-- THE PROBLEM --
Render every entry verbatim.

********************

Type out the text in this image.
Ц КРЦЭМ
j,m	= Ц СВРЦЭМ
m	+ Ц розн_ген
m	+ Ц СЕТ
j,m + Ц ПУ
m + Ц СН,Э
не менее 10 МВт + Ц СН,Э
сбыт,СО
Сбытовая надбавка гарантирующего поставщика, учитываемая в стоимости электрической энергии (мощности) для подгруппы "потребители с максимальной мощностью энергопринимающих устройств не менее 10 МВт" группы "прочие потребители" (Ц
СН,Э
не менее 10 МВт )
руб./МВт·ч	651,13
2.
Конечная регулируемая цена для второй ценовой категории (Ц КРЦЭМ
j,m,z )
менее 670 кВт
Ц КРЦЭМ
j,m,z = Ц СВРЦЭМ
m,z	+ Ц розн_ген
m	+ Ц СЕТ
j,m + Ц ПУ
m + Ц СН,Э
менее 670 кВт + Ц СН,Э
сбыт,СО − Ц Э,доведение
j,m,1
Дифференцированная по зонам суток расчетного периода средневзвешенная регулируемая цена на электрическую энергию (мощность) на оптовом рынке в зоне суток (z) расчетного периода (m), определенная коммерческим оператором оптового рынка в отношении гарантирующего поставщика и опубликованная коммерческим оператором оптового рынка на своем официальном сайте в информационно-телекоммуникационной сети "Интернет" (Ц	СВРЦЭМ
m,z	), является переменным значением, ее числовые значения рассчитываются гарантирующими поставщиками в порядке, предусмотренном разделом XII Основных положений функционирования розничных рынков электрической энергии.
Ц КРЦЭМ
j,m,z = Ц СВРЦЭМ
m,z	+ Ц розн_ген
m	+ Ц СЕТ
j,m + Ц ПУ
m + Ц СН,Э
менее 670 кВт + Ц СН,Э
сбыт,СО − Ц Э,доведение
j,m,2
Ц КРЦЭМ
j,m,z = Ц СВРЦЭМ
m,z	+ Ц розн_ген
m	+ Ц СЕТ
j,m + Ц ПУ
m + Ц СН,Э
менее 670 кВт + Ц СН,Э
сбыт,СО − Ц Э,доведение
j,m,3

********************

-- SOLUTION TO THE PROBLEM --
Type out the text in this image.
Ц КРЦЭМ
j,m	= Ц СВРЦЭМ
m	+ Ц розн_ген
m	+ Ц СЕТ
j,m + Ц ПУ
m + Ц СН,Э
не менее 10 МВт + Ц СН,Э
сбыт,СО
Сбытовая надбавка гарантирующего поставщика, учитываемая в стоимости электрической энергии (мощности) для подгруппы "потребители с максимальной мощностью энергопринимающих устройств не менее 10 МВт" группы "прочие потребители" (Ц
СН,Э
не менее 10 МВт )
руб./МВт·ч	651,13
2.
Конечная регулируемая цена для второй ценовой категории (Ц КРЦЭМ
j,m,z )
менее 670 кВт
Ц КРЦЭМ
j,m,z = Ц СВРЦЭМ
m,z	+ Ц розн_ген
m	+ Ц СЕТ
j,m + Ц ПУ
m + Ц СН,Э
менее 670 кВт + Ц СН,Э
сбыт,СО − Ц Э,доведение
j,m,1
Дифференцированная по зонам суток расчетного периода средневзвешенная регулируемая цена на электрическую энергию (мощность) на оптовом рынке в зоне суток (z) расчетного периода (m), определенная коммерческим оператором оптового рынка в отношении гарантирующего поставщика и опубликованная коммерческим оператором оптового рынка на своем официальном сайте в информационно-телекоммуникационной сети "Интернет" (Ц	СВРЦЭМ
m,z	), является переменным значением, ее числовые значения рассчитываются гарантирующими поставщиками в порядке, предусмотренном разделом XII Основных положений функционирования розничных рынков электрической энергии.
Ц КРЦЭМ
j,m,z = Ц СВРЦЭМ
m,z	+ Ц розн_ген
m	+ Ц СЕТ
j,m + Ц ПУ
m + Ц СН,Э
менее 670 кВт + Ц СН,Э
сбыт,СО − Ц Э,доведение
j,m,2
Ц КРЦЭМ
j,m,z = Ц СВРЦЭМ
m,z	+ Ц розн_ген
m	+ Ц СЕТ
j,m + Ц ПУ
m + Ц СН,Э
менее 670 кВт + Ц СН,Э
сбыт,СО − Ц Э,доведение
j,m,3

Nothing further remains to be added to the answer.